----- Dataset content -----

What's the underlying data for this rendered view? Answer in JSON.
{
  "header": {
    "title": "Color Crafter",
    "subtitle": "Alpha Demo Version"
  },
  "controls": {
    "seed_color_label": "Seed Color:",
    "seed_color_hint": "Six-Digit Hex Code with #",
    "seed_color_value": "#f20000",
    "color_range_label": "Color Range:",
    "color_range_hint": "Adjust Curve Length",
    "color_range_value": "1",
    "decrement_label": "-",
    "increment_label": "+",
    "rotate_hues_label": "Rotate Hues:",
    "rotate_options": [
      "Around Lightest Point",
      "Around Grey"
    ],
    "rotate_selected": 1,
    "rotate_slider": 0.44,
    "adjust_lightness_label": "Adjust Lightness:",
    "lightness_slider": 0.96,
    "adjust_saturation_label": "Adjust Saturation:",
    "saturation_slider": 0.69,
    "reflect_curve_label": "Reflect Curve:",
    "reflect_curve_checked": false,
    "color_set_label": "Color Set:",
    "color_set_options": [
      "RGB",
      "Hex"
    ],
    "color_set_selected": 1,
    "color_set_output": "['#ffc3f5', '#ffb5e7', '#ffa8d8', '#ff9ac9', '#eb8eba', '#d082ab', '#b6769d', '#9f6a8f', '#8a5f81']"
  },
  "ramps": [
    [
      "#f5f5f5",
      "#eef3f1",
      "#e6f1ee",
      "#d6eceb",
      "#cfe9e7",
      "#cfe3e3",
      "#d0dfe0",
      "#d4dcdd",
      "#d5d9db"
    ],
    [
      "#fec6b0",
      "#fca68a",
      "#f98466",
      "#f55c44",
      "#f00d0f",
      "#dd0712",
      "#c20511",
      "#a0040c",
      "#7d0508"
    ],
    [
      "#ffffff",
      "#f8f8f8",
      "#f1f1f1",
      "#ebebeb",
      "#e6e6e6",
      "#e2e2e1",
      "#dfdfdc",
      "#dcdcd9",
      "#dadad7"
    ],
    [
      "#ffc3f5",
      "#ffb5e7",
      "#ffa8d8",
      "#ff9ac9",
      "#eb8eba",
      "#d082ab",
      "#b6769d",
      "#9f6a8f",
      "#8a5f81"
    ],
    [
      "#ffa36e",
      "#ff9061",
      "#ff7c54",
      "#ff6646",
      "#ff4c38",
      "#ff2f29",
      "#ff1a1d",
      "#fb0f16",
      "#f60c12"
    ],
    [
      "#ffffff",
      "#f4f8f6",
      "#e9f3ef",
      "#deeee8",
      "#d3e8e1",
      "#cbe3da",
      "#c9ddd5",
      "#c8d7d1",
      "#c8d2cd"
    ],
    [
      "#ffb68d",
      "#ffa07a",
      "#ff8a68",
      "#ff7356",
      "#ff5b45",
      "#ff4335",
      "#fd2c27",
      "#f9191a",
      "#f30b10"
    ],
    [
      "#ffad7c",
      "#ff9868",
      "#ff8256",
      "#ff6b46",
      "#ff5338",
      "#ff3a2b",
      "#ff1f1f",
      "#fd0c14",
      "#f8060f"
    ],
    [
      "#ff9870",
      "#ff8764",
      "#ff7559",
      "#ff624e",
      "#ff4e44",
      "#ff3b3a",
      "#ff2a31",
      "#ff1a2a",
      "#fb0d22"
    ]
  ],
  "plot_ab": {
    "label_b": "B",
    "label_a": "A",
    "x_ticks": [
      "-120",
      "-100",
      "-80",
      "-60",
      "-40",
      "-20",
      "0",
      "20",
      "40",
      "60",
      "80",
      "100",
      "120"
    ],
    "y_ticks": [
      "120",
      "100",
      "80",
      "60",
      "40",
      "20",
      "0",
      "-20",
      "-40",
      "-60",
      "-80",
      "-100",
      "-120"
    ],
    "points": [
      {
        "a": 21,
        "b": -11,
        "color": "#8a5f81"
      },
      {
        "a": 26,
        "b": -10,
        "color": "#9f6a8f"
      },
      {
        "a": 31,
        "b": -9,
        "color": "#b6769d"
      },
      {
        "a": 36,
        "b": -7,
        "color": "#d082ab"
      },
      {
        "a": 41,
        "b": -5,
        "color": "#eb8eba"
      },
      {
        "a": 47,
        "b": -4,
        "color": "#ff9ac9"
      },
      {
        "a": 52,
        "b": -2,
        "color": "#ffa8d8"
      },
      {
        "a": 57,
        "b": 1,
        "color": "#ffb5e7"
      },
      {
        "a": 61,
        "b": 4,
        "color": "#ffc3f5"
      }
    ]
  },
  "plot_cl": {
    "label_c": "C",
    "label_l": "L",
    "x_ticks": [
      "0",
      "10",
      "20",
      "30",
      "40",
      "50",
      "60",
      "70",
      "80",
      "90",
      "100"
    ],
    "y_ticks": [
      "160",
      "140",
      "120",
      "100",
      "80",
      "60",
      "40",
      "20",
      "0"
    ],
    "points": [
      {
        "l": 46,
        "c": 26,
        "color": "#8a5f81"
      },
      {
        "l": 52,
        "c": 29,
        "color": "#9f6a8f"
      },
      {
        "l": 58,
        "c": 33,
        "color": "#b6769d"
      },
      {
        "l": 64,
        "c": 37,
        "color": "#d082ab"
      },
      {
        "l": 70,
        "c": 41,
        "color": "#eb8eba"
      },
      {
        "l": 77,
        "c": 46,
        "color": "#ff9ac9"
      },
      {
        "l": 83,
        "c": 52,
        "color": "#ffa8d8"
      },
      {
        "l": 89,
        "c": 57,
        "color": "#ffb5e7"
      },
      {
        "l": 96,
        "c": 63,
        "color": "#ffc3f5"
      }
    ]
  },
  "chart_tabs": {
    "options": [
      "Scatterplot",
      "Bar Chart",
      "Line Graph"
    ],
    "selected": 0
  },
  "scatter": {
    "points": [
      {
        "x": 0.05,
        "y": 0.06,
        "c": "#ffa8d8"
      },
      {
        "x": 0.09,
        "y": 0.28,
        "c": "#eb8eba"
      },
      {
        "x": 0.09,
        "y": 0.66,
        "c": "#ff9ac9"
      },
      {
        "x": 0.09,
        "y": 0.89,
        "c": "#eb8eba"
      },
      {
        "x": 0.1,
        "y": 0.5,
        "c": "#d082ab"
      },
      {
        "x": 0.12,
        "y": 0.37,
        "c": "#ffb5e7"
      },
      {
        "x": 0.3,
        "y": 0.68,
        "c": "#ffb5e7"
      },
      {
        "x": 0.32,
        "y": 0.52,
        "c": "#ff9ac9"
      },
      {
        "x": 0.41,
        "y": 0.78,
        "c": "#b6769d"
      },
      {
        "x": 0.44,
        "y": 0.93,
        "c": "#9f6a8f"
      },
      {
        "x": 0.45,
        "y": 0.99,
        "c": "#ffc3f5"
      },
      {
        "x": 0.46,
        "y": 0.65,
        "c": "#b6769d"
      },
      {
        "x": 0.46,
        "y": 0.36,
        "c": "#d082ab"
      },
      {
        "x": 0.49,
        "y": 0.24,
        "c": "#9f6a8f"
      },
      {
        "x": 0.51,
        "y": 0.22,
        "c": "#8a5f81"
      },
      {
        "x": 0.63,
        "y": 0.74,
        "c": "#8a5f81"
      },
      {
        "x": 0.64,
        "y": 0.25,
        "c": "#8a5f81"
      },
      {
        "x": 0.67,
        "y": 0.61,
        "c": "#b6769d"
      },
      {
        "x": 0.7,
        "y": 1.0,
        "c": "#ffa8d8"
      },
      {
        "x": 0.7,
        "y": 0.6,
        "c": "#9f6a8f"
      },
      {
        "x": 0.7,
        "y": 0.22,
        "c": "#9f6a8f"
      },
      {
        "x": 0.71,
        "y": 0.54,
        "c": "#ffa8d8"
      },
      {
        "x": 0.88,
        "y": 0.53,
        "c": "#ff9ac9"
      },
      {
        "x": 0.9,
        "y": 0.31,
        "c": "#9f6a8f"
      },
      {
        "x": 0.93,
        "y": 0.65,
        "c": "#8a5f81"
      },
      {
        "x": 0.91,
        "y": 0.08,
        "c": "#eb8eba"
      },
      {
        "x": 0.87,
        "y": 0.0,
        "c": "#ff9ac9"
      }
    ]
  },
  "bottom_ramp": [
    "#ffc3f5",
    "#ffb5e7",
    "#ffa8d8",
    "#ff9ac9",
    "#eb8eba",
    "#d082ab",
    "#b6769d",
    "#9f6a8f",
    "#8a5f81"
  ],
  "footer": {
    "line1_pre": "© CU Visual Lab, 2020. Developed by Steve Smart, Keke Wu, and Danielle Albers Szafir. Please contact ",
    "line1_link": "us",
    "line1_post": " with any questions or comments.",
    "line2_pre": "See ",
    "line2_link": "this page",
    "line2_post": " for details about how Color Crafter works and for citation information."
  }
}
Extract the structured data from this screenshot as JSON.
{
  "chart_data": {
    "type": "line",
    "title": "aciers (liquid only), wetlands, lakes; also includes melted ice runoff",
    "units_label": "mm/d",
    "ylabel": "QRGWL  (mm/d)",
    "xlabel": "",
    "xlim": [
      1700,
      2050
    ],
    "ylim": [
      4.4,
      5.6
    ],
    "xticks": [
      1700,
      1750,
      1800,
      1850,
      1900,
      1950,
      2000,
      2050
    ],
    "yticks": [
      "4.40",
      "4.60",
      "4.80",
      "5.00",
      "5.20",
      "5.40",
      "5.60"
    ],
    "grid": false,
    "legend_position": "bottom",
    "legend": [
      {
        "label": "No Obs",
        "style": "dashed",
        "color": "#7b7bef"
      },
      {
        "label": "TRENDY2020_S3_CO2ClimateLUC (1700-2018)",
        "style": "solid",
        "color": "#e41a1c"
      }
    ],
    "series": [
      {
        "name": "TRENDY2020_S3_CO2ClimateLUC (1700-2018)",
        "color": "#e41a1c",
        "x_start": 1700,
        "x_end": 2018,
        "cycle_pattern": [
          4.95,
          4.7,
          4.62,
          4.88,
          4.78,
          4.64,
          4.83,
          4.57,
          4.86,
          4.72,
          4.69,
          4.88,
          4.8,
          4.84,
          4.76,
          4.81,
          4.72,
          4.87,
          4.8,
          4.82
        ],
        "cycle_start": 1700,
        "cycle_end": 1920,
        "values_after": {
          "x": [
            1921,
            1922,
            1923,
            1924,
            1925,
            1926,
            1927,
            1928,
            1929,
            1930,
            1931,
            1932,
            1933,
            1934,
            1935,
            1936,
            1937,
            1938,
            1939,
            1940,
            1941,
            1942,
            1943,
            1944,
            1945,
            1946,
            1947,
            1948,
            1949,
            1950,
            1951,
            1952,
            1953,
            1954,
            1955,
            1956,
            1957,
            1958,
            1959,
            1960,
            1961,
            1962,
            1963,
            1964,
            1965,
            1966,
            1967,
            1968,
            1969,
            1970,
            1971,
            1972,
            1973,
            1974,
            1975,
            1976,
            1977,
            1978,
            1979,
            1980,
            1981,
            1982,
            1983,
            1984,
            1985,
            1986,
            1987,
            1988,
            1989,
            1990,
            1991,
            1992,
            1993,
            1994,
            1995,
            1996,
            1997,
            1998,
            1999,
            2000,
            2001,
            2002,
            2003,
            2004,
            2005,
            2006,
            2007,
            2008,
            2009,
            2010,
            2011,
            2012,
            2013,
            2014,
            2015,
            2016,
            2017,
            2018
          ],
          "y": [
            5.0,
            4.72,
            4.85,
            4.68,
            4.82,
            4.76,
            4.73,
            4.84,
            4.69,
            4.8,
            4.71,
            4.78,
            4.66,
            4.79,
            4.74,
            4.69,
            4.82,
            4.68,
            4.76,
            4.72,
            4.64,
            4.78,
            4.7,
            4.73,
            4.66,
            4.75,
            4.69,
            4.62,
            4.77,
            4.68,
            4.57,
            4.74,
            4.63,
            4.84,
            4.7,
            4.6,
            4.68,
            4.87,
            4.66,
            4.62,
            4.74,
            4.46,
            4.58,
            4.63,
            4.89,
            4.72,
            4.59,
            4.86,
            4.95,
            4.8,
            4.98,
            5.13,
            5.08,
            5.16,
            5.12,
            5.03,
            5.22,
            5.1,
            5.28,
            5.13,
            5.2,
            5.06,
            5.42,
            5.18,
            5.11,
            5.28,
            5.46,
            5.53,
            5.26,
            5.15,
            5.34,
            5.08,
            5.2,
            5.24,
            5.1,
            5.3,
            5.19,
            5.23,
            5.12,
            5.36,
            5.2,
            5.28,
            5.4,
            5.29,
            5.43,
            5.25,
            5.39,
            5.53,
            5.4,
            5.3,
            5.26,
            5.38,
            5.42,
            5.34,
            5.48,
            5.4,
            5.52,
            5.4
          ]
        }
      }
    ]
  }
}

-----

* What to work on
Search the records for the word "JSON" and copy every line where it occurs.

* Task output
What's the underlying data for this rendered view? Answer in JSON.
Extract the structured data from this screenshot as JSON.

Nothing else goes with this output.